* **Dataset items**
##########
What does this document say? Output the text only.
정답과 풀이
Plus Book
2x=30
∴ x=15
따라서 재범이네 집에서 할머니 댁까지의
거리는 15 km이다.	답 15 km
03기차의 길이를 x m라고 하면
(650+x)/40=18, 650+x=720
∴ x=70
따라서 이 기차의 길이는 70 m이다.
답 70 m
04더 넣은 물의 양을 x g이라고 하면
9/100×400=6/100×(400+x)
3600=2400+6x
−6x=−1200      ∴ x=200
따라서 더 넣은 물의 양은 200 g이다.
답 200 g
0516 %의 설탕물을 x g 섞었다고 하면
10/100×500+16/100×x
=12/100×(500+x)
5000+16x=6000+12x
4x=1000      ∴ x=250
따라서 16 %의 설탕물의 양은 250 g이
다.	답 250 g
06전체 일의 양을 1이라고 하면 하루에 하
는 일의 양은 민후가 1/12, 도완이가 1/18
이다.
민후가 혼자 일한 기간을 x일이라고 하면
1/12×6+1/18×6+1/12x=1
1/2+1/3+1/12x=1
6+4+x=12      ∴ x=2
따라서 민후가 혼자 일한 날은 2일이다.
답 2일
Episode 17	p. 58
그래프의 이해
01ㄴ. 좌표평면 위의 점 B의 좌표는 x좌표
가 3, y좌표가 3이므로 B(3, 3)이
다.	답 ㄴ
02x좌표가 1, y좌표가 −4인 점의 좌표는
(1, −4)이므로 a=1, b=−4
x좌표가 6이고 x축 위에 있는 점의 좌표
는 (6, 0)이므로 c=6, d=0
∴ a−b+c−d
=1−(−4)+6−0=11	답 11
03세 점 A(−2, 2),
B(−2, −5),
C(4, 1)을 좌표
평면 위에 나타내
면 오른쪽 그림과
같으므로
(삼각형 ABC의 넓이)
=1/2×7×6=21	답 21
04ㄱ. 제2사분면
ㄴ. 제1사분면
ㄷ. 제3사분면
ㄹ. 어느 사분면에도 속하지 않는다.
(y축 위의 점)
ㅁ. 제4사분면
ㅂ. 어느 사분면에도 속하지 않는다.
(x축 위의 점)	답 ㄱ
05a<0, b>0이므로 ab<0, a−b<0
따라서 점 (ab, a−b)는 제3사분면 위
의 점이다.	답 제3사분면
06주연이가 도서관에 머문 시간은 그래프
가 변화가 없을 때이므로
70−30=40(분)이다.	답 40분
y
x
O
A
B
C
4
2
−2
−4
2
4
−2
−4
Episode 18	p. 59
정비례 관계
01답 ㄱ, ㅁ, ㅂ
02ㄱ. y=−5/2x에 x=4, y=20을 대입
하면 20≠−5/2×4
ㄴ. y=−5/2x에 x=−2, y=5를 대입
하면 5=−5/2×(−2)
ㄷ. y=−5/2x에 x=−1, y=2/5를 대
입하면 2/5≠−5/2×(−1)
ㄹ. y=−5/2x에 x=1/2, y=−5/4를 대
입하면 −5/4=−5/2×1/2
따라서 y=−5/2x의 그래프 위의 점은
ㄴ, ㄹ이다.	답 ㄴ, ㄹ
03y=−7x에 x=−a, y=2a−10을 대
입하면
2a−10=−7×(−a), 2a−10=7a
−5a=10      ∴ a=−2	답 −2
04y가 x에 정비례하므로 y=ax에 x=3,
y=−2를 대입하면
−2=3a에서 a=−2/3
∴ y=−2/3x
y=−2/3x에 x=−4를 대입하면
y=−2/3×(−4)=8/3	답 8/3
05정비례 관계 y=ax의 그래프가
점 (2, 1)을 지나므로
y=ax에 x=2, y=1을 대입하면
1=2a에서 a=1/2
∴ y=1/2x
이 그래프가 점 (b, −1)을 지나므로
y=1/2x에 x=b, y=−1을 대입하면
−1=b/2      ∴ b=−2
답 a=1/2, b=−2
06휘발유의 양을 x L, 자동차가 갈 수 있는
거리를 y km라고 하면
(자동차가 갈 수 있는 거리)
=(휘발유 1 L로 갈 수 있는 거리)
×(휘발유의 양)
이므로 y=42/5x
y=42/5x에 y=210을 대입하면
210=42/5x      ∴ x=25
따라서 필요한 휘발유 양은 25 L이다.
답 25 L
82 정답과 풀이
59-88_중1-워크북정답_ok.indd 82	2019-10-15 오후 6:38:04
##########
* **Given request**
Select all lines in the listing that include the word "대입하면".

* **In response**
y=−2를 대입하면
y=−2/3x에 x=−4를 대입하면
y=ax에 x=2, y=1을 대입하면
y=1/2x에 x=b, y=−1을 대입하면
y=42/5x에 y=210을 대입하면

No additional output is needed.